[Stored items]
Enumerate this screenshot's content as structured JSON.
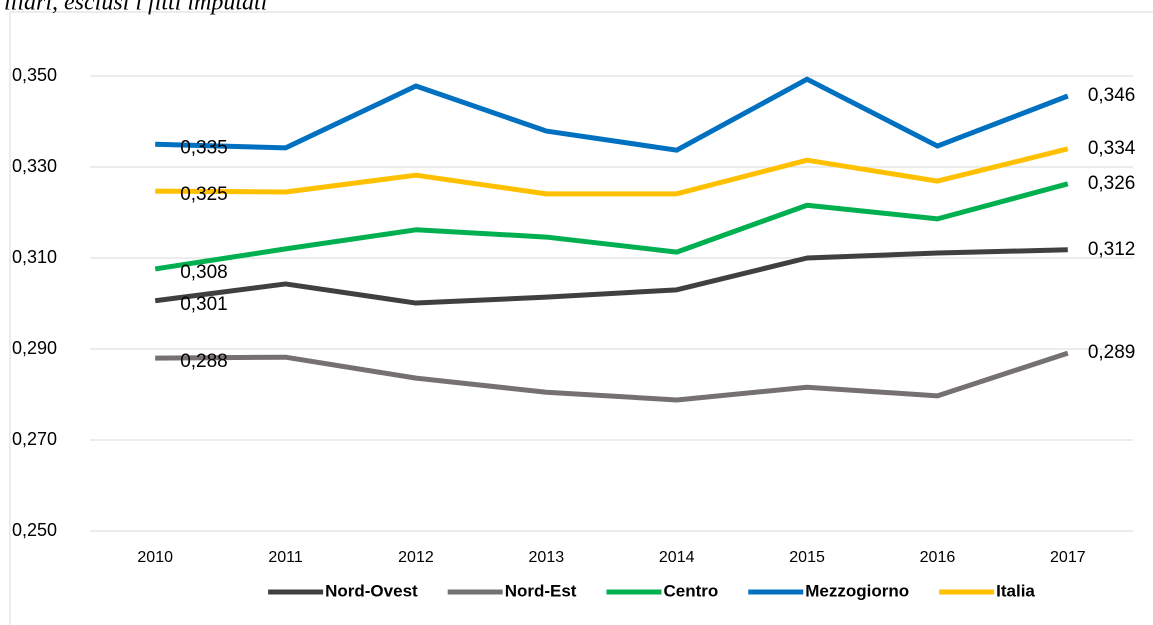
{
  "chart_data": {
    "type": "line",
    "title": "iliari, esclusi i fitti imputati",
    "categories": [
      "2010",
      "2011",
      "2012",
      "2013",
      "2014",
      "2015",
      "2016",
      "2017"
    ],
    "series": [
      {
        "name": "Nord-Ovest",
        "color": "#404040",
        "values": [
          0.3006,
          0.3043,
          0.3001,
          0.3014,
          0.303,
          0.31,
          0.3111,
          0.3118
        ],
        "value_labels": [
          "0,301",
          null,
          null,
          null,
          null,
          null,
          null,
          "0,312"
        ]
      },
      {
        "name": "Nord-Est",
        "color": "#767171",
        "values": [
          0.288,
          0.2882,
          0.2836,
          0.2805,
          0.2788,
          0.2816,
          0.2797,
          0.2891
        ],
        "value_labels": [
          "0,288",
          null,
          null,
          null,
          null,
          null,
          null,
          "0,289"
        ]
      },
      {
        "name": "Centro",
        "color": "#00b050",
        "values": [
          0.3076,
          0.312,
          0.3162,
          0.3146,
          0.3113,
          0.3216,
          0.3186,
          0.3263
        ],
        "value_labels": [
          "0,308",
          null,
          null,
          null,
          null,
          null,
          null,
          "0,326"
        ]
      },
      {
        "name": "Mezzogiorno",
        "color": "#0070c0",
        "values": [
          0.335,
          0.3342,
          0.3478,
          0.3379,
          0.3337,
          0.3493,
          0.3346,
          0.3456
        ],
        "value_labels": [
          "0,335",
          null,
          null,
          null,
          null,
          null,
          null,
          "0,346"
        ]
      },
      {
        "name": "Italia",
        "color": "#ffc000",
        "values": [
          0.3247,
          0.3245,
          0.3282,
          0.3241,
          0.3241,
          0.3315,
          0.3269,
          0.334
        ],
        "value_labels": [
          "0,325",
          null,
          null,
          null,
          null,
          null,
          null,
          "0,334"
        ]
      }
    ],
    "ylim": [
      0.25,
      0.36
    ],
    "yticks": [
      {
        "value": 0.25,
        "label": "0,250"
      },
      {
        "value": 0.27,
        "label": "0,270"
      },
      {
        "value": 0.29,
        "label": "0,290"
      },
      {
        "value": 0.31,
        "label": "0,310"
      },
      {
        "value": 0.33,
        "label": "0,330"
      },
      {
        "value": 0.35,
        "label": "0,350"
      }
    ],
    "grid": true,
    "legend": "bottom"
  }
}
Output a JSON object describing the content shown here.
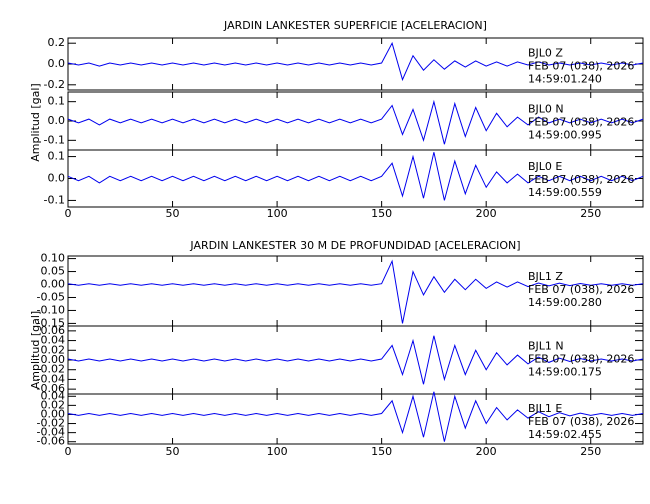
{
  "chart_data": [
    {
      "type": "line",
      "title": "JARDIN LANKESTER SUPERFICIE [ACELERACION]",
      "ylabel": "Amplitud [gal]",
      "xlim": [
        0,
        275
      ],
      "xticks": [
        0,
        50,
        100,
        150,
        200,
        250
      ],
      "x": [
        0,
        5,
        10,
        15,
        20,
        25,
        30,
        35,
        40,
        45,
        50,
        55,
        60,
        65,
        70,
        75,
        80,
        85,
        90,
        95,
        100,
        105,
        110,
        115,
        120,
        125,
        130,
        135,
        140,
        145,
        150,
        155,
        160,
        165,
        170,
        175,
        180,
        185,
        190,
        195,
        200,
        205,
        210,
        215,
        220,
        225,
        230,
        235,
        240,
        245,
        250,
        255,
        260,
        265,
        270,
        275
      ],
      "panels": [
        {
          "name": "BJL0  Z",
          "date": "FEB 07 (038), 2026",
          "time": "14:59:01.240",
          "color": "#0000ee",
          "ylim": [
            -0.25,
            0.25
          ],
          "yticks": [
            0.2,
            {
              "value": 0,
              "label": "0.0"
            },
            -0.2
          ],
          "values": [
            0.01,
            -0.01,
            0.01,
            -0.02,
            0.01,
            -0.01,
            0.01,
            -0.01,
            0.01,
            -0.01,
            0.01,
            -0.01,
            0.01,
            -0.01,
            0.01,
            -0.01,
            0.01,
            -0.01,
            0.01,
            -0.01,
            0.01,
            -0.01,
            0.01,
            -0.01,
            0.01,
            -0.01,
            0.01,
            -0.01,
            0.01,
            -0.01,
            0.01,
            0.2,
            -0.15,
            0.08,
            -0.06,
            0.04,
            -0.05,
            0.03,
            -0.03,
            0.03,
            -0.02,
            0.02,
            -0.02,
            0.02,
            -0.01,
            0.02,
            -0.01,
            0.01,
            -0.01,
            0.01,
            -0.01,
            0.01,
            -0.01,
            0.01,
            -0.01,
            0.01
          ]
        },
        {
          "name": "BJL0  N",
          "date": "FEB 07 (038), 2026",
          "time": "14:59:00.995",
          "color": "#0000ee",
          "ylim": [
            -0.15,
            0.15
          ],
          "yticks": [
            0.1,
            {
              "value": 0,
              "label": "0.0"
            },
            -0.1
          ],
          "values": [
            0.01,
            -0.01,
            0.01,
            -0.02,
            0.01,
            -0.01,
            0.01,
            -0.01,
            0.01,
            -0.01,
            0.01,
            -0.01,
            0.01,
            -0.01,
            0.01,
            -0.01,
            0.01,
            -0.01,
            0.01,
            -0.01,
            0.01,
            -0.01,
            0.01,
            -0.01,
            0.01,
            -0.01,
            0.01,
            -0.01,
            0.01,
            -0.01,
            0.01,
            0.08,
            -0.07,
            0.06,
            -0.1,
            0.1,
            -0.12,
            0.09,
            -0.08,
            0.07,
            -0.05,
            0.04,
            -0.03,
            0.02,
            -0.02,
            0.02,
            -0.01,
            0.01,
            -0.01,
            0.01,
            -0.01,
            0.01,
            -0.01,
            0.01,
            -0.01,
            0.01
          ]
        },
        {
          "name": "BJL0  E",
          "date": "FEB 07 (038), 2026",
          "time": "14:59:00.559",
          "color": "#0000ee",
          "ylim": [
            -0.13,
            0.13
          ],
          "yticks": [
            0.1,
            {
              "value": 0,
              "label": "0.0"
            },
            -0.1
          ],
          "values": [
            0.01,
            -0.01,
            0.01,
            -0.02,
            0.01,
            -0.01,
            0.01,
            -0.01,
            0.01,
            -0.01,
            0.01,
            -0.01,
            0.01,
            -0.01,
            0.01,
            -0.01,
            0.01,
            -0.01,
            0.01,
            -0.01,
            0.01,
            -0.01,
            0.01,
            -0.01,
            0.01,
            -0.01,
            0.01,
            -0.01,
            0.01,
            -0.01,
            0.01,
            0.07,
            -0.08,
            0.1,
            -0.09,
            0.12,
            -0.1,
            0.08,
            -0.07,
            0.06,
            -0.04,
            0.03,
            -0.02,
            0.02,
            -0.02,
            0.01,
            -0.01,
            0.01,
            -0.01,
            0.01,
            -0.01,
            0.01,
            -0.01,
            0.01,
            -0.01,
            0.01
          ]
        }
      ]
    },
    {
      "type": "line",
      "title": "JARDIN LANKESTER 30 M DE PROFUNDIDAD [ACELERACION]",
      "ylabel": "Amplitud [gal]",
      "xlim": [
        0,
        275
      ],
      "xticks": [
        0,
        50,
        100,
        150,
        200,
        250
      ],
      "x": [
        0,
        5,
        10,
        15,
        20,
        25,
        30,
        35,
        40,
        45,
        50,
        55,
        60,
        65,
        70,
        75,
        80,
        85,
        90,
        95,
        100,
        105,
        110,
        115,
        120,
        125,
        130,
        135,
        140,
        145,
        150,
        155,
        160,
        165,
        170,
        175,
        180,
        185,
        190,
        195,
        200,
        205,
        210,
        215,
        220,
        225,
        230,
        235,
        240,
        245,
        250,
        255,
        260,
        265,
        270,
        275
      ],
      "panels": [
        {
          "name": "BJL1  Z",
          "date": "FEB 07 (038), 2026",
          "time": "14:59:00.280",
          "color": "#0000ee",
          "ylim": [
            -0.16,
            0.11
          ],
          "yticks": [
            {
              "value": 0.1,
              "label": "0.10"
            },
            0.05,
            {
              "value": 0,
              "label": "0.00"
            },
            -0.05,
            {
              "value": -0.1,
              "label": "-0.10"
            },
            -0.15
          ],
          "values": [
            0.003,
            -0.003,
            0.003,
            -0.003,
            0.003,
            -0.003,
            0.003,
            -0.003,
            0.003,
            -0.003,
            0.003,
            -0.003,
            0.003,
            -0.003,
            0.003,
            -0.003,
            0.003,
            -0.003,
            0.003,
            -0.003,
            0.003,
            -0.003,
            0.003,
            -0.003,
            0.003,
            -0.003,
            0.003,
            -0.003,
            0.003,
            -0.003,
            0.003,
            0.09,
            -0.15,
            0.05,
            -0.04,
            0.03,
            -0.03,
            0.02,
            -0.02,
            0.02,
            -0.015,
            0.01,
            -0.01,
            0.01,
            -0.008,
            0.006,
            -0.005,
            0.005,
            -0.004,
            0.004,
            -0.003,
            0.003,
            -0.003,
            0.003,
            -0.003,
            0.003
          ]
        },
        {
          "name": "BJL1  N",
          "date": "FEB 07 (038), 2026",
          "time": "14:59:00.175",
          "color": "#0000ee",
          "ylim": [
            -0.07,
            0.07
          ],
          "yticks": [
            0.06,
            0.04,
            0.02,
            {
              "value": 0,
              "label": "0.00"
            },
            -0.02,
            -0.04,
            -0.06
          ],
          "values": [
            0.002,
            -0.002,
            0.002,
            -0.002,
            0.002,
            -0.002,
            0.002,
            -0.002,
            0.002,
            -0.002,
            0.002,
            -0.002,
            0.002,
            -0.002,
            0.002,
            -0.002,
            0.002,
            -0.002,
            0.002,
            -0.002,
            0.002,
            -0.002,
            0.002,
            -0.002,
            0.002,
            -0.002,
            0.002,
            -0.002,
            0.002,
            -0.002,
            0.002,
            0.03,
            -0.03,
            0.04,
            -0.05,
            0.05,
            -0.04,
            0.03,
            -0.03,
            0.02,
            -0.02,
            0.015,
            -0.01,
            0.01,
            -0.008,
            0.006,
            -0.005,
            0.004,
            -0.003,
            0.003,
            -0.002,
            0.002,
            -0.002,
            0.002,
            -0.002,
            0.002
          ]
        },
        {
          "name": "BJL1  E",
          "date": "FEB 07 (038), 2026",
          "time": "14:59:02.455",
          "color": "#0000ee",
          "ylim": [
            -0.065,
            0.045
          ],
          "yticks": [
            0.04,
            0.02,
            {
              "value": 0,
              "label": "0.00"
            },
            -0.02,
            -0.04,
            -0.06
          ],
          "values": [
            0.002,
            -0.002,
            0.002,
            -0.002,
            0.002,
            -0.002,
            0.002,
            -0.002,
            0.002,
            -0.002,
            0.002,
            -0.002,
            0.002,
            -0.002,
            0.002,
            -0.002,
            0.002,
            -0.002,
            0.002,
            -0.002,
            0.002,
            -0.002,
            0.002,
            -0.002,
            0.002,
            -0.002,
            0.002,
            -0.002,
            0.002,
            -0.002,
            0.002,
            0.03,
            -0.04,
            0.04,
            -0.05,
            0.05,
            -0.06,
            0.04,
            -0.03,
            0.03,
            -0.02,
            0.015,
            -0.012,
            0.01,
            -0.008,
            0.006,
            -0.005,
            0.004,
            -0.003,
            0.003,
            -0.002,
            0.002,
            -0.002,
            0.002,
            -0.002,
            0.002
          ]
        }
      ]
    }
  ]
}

§ **THE REQUEST**:
Look through the records and gather every line containing "content".

§ **EXERCISE RESULT**:
Enumerate this screenshot's content as structured JSON.
Output a JSON object describing the content shown here.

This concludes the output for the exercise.